-------- Text to read

I read your other post. Unfortunately I can’t quite figure out what numbers to put in where, to see if a DA would help. I bought one at a local retailer, and it made things worse.

If I remove the splitters going to the other sets, WPSJ comes in OK, with some pixelation. If I add even one splitter, it disappears. I’d like to have the ability to use 4 or 6: basement, living room, Tivo, sewing room, master bedroom, spare bedroom.

Cable run, from the end of the 56’ antenna lead to the other sets, is another 136’.

To compensate for 6 splitters, and 136’ of cable, what numbers on a DA should I look for, or what would a good DA be for this situation?
Given the large number of strong signals, many amplifiers will overload, which will make your situation worse. This seems to be verified by your experience with the DA from the local retailer.

I suspect that reception of WPSJ is poor because the antenna is aimed wrong (for that station). The existing antenna is no doubt receiving direct signal from the rear and reflected signal from the direction it's pointed. This is called multipath interference and no amplifier can correct that problem.

The solution for this depends on whether you want WPSJ on one, some or all TV's.

To address you question... If WPSJ were the only station you were interested in, I'd suggest a simple antenna such as a Antennas Direct DB-2 which has 8 dBd forward gain (conservatively speaking). The signal from WPSJ is predicted to arrive at your location at a Noise Margin of 37 dB. Add the antenna gain to that NM and subtract the cable and splitter losses.

----------------
-------- Data lines

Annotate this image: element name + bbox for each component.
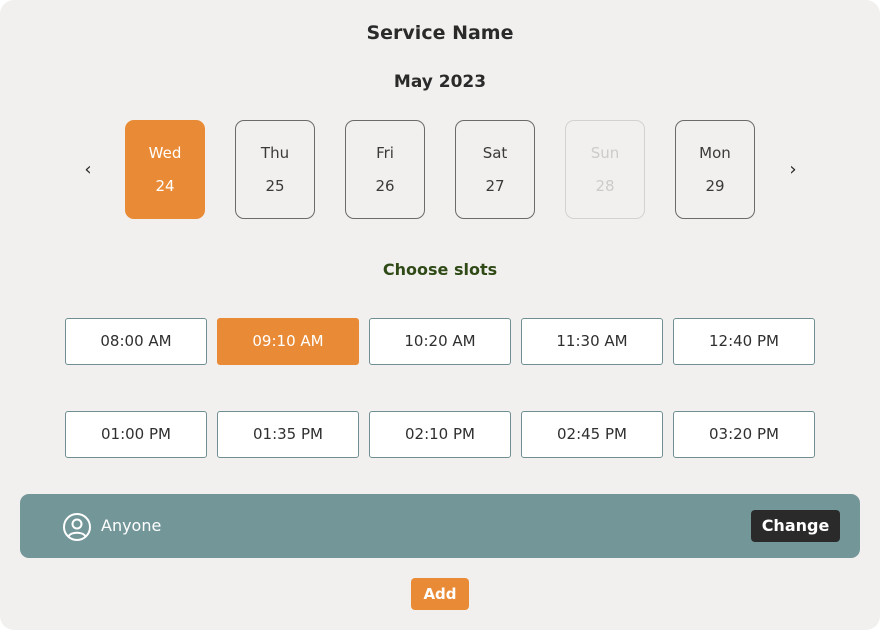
day-item[interactable]: Fri 26 <box>345 120 425 219</box>
day-date: 27 <box>485 177 505 195</box>
change-button[interactable]: Change <box>751 510 840 542</box>
time-slot-button[interactable]: 09:10 AM <box>217 318 359 365</box>
day-item: Sun 28 <box>565 120 645 219</box>
time-slot-button[interactable]: 11:30 AM <box>521 318 663 365</box>
time-slot-button[interactable]: 03:20 PM <box>673 411 815 458</box>
day-name: Fri <box>376 144 394 162</box>
service-title: Service Name <box>366 22 514 44</box>
time-slot-button[interactable]: 08:00 AM <box>65 318 207 365</box>
day-item[interactable]: Thu 25 <box>235 120 315 219</box>
staff-name: Anyone <box>101 516 162 535</box>
day-date: 28 <box>595 177 615 195</box>
day-date: 26 <box>375 177 395 195</box>
day-date: 29 <box>705 177 725 195</box>
day-date: 25 <box>265 177 285 195</box>
booking-card: Service Name May 2023 ‹ › Wed 24 Thu 25 … <box>0 0 880 630</box>
time-slot-button[interactable]: 02:45 PM <box>521 411 663 458</box>
month-title: May 2023 <box>393 72 487 92</box>
day-name: Thu <box>260 144 290 162</box>
day-name: Wed <box>148 144 182 162</box>
day-name: Mon <box>699 144 731 162</box>
chevron-left-icon[interactable]: ‹ <box>76 156 100 184</box>
time-slot-button[interactable]: 02:10 PM <box>369 411 511 458</box>
day-item[interactable]: Wed 24 <box>125 120 205 219</box>
day-item[interactable]: Sat 27 <box>455 120 535 219</box>
time-slot-button[interactable]: 01:35 PM <box>217 411 359 458</box>
day-name: Sat <box>482 144 508 162</box>
staff-selector: Anyone Change <box>20 494 860 558</box>
user-circle-icon <box>63 513 91 541</box>
slots-title: Choose slots <box>382 260 498 279</box>
day-name: Sun <box>590 144 620 162</box>
time-slot-button[interactable]: 10:20 AM <box>369 318 511 365</box>
day-item[interactable]: Mon 29 <box>675 120 755 219</box>
chevron-right-icon[interactable]: › <box>781 156 805 184</box>
time-slot-button[interactable]: 12:40 PM <box>673 318 815 365</box>
time-slot-button[interactable]: 01:00 PM <box>65 411 207 458</box>
add-button[interactable]: Add <box>411 578 469 610</box>
day-date: 24 <box>155 177 175 195</box>
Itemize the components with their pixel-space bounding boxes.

----------------

» Exercise
Pick up the TV antenna reception discussion after its last sentence and keep writing it. None of the recorded lines matter here.

» Answer to the task
If the antenna lead is 56' of RG-6 and there is an 8-way splitter (with all unused ports terminated) and there is 136' of RG-6 from the splitter to the tuner, the net NM at the tuner would be 37dB + 8dB - 12.5dB - 12dB = 20.5 dB NM.

{NM in the air + antenna gain in dBd - total cable loss (56'+136' @ 6.5 dB/100') - splitter loss (12 db for an 8-way is conservative)}
A noise margin above 15 dB at the set, is usually more than enough to provide nearly 100% reliable reception. You should not need a DA.

I'm not sure I understand how your distribution cable is arranged. Does the antenna lead go to a single splitter? Or does the antenna feed a splitter that then feeds other splitters? Ideally, you would want to use only one splitter and cable from there to each TV (home run from each TV to the one distribution point). Chaining from one splitter to another results in more loss than needed, especially at the tail end.

The attached PDF drawing does not account for cable losses but illustrates the difference between home-run vs. daisy chain layouts.
Attached Files
File Type: pdf Home Run versus Daisy Chain.pdf (32.1 KB, 597 views)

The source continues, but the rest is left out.